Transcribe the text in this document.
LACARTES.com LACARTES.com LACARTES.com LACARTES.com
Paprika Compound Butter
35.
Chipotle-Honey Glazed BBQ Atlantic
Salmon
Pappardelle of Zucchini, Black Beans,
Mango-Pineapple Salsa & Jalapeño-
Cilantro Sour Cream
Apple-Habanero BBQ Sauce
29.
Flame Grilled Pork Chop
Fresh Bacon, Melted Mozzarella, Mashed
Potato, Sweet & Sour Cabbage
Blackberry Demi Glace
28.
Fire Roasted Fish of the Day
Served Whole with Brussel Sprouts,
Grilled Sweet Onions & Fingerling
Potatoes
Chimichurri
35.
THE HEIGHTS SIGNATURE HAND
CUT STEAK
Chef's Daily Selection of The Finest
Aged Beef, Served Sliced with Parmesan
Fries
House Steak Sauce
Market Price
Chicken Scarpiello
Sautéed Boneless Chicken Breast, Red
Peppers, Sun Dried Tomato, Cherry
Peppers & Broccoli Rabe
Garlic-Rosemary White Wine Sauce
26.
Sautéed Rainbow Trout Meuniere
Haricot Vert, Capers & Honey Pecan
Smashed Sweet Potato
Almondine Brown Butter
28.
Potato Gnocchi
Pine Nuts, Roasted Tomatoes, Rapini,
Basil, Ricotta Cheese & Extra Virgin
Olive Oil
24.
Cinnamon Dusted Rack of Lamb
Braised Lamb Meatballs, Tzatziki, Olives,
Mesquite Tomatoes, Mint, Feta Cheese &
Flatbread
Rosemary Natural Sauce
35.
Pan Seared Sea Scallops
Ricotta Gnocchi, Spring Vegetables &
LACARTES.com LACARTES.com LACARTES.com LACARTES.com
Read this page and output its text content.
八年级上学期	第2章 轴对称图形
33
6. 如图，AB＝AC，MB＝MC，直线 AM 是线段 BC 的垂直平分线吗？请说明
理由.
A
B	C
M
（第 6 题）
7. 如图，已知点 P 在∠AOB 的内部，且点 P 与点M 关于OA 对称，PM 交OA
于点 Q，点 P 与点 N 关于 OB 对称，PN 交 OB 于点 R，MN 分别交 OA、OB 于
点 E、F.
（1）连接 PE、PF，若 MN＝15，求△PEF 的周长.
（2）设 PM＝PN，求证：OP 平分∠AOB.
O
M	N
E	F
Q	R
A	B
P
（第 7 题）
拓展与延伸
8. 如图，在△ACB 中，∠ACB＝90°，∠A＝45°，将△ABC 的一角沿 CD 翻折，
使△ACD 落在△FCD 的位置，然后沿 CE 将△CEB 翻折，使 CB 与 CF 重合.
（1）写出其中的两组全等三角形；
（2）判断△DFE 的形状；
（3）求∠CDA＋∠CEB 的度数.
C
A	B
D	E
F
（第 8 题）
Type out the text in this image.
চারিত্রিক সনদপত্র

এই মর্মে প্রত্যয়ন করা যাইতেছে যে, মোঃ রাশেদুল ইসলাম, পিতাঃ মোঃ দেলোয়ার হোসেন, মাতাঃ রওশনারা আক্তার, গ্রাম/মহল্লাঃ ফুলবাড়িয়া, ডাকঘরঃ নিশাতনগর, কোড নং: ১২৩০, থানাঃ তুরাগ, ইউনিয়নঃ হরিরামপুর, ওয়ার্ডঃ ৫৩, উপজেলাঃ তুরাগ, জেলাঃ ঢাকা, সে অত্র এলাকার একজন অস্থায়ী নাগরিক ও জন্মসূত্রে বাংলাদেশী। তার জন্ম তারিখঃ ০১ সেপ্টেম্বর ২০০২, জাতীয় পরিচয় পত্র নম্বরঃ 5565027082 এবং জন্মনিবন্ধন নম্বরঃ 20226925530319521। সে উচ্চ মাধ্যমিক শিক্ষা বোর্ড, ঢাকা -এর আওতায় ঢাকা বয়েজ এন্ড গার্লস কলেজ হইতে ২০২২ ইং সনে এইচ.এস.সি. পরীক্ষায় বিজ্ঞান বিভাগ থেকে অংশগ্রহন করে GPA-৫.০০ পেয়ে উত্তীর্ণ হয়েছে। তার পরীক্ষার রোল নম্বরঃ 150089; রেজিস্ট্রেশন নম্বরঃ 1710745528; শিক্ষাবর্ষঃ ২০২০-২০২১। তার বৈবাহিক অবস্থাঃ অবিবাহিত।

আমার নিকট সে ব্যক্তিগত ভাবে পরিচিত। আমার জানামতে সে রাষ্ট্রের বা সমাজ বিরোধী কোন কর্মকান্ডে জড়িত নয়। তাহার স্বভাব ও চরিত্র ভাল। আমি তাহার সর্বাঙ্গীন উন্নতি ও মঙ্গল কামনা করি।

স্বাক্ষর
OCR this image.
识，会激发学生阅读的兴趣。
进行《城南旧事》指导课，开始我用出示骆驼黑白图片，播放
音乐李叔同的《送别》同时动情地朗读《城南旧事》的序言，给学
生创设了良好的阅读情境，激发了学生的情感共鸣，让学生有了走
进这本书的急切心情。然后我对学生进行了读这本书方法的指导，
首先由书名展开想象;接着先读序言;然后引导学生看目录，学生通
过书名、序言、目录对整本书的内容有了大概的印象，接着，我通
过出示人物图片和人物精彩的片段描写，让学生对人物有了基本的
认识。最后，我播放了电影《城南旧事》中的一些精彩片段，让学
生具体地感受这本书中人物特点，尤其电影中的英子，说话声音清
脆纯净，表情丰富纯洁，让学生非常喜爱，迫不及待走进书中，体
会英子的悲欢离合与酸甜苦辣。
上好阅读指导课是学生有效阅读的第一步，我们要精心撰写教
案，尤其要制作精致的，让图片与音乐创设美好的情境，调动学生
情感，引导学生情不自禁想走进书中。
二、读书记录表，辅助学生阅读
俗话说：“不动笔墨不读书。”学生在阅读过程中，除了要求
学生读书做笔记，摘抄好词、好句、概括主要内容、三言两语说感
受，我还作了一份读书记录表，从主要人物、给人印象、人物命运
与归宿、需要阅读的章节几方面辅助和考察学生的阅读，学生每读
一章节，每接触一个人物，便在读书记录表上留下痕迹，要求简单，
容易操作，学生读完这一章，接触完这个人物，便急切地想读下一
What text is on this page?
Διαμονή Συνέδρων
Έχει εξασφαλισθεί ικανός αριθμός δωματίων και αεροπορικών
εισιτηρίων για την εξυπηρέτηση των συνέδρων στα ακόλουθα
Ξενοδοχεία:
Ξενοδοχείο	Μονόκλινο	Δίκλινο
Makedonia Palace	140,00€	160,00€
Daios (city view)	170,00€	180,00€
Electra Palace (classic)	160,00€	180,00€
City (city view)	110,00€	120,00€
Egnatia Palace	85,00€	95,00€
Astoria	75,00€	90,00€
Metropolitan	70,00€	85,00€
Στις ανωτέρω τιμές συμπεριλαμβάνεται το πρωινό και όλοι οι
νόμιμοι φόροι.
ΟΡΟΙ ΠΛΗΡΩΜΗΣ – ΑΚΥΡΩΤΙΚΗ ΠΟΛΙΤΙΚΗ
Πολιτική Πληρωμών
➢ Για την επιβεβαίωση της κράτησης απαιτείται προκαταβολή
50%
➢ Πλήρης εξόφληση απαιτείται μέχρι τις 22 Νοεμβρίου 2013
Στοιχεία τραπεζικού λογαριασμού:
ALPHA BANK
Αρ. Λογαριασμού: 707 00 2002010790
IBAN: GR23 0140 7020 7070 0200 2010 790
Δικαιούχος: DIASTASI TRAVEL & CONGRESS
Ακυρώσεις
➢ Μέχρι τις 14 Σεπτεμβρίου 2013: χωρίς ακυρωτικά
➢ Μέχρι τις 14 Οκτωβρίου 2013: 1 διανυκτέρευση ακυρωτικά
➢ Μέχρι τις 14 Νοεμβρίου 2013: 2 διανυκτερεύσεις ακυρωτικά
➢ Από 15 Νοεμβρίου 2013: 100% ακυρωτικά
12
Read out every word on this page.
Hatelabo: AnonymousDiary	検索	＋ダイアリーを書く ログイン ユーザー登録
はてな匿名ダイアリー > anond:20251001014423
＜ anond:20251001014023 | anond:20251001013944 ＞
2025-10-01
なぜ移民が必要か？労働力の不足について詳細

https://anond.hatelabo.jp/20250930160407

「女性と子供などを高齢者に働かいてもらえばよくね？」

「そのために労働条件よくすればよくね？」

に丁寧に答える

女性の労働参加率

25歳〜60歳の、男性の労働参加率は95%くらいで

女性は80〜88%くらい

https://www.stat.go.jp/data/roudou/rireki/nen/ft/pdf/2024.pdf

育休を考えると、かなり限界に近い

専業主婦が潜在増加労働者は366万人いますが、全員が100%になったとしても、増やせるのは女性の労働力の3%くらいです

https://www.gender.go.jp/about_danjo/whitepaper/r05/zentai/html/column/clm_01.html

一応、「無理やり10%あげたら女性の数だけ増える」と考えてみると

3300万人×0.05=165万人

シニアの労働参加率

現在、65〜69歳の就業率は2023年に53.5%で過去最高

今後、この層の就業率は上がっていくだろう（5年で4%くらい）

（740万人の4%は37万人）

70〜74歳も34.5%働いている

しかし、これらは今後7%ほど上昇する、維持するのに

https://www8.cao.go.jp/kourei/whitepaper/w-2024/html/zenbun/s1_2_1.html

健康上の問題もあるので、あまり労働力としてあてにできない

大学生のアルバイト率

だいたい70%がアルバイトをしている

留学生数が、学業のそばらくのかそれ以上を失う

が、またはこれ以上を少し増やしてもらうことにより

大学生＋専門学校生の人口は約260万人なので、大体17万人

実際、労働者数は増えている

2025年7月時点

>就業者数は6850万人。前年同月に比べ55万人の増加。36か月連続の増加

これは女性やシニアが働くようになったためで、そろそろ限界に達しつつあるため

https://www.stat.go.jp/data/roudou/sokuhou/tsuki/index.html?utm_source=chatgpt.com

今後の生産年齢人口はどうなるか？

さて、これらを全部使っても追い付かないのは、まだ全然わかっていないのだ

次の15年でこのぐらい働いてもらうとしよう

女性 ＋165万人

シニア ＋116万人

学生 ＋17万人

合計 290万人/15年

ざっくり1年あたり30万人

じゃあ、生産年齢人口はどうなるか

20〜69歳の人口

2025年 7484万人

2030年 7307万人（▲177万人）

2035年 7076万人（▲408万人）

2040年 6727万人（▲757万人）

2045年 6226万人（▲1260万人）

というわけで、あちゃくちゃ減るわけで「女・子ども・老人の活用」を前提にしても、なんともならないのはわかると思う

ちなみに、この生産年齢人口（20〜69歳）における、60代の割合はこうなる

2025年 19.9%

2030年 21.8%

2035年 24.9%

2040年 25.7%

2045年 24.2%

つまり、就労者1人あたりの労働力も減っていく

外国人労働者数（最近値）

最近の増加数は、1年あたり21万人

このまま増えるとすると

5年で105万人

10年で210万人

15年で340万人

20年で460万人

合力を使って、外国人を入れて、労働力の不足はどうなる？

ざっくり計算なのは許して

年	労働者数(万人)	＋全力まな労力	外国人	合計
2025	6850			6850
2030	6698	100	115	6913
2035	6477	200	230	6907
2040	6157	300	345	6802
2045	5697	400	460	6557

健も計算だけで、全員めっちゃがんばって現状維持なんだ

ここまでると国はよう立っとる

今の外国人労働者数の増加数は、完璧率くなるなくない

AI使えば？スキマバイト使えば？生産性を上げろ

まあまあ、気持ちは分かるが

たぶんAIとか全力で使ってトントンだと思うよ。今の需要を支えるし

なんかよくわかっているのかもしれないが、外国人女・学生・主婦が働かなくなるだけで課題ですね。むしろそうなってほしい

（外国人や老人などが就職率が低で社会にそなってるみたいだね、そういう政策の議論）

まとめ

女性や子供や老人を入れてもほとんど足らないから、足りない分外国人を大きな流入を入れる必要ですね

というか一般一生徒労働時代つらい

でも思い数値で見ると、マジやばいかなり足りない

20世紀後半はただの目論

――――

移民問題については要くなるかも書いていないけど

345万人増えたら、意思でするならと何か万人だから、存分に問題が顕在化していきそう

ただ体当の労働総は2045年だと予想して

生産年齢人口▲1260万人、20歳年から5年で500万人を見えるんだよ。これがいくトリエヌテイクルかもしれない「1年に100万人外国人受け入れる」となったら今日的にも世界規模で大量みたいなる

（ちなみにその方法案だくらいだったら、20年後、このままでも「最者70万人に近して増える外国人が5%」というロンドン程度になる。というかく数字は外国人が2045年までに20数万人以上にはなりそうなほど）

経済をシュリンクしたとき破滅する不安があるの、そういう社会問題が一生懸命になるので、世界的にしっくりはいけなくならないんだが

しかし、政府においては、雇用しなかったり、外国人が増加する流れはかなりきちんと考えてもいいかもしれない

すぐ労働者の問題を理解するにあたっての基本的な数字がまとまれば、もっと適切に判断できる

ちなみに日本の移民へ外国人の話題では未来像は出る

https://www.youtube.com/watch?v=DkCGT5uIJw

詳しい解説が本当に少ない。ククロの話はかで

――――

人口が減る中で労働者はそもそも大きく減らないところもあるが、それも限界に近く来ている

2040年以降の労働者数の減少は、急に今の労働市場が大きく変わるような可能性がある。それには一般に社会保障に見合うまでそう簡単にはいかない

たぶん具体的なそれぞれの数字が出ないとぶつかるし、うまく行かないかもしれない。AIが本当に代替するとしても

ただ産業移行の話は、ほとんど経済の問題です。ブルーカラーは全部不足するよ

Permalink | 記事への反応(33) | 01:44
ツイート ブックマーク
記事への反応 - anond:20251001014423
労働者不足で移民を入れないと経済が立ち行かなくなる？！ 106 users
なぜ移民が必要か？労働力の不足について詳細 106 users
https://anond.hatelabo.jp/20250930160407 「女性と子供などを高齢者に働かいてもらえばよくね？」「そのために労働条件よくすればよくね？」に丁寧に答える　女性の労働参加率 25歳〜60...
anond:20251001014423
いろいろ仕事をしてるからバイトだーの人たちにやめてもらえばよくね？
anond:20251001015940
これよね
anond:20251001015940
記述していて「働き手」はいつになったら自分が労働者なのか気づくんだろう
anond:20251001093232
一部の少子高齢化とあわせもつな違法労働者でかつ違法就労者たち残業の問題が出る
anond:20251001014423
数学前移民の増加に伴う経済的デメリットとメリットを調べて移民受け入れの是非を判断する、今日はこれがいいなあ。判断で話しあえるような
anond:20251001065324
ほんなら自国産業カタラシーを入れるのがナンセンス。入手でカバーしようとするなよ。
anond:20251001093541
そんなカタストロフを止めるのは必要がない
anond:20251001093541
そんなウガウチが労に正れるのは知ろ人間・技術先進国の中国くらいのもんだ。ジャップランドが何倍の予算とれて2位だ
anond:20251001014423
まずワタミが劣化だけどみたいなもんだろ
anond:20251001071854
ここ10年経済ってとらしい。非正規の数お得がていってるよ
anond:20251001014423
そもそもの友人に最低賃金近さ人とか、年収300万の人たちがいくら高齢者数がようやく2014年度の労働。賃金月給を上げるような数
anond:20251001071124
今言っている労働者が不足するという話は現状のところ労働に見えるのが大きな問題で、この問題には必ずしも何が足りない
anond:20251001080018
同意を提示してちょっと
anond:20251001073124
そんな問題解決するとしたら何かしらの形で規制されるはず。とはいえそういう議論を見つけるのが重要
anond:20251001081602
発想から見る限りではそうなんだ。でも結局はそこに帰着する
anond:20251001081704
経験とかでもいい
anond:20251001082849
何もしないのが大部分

§ **Goal**:
Pull out every line of the entries that includes the word "roudou".

§ **Response to this exercise**:
https://www.stat.go.jp/data/roudou/rireki/nen/ft/pdf/2024.pdf
https://www.stat.go.jp/data/roudou/sokuhou/tsuki/index.html?utm_source=chatgpt.com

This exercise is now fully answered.